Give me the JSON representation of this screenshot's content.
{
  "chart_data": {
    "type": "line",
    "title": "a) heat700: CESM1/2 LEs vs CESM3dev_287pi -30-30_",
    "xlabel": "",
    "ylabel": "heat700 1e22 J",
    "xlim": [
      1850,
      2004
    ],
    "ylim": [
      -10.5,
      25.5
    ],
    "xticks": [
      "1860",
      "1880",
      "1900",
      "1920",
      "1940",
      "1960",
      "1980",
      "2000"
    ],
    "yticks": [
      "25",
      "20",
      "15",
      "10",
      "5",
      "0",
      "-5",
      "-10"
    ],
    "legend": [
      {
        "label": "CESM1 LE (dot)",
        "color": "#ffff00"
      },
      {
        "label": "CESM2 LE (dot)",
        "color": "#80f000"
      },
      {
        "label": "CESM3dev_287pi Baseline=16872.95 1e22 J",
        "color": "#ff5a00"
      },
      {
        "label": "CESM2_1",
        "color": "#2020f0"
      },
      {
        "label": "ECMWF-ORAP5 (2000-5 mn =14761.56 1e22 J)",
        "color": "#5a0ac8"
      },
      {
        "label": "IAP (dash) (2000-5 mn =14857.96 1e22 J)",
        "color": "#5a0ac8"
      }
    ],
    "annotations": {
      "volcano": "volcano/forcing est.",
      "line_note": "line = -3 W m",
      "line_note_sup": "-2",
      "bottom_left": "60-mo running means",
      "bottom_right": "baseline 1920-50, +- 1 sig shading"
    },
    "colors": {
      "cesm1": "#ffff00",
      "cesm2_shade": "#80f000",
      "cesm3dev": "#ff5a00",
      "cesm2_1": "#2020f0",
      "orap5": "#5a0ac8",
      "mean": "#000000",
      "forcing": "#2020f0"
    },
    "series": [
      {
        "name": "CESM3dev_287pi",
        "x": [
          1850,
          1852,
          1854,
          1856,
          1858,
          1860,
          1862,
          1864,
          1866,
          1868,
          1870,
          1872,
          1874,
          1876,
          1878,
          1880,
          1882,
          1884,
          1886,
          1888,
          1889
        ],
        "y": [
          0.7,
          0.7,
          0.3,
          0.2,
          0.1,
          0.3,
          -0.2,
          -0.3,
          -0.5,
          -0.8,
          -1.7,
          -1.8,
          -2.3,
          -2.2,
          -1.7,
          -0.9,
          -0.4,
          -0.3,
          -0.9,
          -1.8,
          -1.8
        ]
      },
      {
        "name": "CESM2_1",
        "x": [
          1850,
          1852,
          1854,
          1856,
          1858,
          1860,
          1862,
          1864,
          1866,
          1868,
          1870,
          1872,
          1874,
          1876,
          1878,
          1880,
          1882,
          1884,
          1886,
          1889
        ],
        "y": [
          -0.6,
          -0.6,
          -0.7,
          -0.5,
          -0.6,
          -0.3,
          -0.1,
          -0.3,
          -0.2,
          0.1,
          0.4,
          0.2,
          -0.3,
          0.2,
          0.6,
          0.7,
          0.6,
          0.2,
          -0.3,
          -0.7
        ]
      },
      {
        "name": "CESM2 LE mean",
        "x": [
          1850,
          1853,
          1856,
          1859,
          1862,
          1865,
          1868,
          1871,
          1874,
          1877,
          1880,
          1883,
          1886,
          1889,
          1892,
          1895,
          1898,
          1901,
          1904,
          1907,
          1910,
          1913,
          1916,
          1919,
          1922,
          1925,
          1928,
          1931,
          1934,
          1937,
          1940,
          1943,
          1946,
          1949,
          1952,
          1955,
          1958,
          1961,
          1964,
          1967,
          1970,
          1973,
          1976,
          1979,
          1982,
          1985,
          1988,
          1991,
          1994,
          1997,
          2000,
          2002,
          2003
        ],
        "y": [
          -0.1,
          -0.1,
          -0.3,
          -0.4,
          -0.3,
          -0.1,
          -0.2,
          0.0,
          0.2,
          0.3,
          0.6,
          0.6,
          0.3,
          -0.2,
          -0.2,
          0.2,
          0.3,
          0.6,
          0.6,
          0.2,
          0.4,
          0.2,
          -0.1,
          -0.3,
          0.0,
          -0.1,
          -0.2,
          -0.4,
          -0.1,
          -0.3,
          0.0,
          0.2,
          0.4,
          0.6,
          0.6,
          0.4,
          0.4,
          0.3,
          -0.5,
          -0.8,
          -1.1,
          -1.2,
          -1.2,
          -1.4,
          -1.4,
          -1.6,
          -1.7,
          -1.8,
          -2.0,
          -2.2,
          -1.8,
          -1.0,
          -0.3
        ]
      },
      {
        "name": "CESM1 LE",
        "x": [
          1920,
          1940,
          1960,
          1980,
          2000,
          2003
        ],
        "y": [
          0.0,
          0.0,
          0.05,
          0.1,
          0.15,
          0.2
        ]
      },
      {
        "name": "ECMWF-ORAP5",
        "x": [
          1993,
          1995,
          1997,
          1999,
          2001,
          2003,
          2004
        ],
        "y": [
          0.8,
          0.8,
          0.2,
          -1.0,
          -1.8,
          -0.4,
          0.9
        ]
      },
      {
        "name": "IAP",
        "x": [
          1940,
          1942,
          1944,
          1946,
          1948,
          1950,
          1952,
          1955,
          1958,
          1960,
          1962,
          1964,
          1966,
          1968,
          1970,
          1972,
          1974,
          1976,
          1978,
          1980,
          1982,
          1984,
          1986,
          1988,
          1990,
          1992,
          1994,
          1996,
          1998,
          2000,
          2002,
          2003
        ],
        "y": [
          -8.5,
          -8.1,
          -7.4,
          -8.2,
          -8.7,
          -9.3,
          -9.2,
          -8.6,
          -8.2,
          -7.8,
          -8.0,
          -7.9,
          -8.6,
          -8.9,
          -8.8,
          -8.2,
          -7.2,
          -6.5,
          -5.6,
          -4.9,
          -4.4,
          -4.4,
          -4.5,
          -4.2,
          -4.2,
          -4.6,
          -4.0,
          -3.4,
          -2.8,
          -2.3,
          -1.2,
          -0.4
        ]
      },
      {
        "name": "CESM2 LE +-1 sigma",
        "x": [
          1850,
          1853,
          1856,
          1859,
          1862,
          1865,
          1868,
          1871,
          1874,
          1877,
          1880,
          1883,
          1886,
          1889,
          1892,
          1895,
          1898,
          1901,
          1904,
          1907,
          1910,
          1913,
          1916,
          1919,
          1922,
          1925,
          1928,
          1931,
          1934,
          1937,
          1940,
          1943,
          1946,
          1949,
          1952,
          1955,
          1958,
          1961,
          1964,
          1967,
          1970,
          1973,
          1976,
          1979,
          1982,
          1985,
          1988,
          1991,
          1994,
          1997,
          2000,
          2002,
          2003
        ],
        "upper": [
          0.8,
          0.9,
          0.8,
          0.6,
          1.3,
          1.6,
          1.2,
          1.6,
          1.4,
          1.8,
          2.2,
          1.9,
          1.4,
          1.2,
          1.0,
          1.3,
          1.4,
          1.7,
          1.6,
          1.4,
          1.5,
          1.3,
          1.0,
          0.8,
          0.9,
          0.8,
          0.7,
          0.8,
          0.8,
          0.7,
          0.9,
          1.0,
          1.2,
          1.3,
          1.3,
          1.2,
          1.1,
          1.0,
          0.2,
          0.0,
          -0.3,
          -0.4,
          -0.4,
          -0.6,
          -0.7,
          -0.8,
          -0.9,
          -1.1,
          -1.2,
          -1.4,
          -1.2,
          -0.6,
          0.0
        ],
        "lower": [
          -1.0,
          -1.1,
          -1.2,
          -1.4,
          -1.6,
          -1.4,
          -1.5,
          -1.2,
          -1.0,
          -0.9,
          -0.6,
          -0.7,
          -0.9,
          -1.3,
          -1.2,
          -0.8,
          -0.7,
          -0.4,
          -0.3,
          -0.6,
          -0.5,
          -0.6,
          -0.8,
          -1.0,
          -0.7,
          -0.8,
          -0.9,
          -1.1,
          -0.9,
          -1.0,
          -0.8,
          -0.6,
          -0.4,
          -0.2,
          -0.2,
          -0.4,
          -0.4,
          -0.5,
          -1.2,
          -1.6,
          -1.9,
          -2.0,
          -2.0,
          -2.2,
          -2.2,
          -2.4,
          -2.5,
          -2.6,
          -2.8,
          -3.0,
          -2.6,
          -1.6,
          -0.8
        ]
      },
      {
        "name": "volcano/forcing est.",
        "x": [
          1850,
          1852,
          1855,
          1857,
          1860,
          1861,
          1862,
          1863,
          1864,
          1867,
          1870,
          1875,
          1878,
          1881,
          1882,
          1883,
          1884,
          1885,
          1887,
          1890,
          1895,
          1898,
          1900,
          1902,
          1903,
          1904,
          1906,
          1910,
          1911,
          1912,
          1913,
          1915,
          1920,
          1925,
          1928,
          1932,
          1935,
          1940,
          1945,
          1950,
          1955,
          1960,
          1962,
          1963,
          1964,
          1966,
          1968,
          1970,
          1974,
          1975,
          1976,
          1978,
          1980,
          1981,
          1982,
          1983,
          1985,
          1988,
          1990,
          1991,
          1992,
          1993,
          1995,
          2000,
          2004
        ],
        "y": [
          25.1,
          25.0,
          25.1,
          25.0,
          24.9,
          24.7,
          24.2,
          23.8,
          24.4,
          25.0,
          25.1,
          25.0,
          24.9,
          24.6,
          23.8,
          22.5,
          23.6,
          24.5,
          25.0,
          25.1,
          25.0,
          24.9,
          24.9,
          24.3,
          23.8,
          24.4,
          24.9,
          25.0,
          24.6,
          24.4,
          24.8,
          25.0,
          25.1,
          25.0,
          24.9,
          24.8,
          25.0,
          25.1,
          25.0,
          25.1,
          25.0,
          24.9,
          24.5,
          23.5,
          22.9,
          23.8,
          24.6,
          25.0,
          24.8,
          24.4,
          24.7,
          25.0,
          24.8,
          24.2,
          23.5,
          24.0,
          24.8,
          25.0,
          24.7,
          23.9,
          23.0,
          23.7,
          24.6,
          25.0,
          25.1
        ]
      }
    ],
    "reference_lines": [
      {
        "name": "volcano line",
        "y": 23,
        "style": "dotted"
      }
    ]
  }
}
--
Filter the entries down to the lines with the word "volcano" in them.

      "volcano": "volcano/forcing est.",
        "name": "volcano/forcing est.",
        "name": "volcano line",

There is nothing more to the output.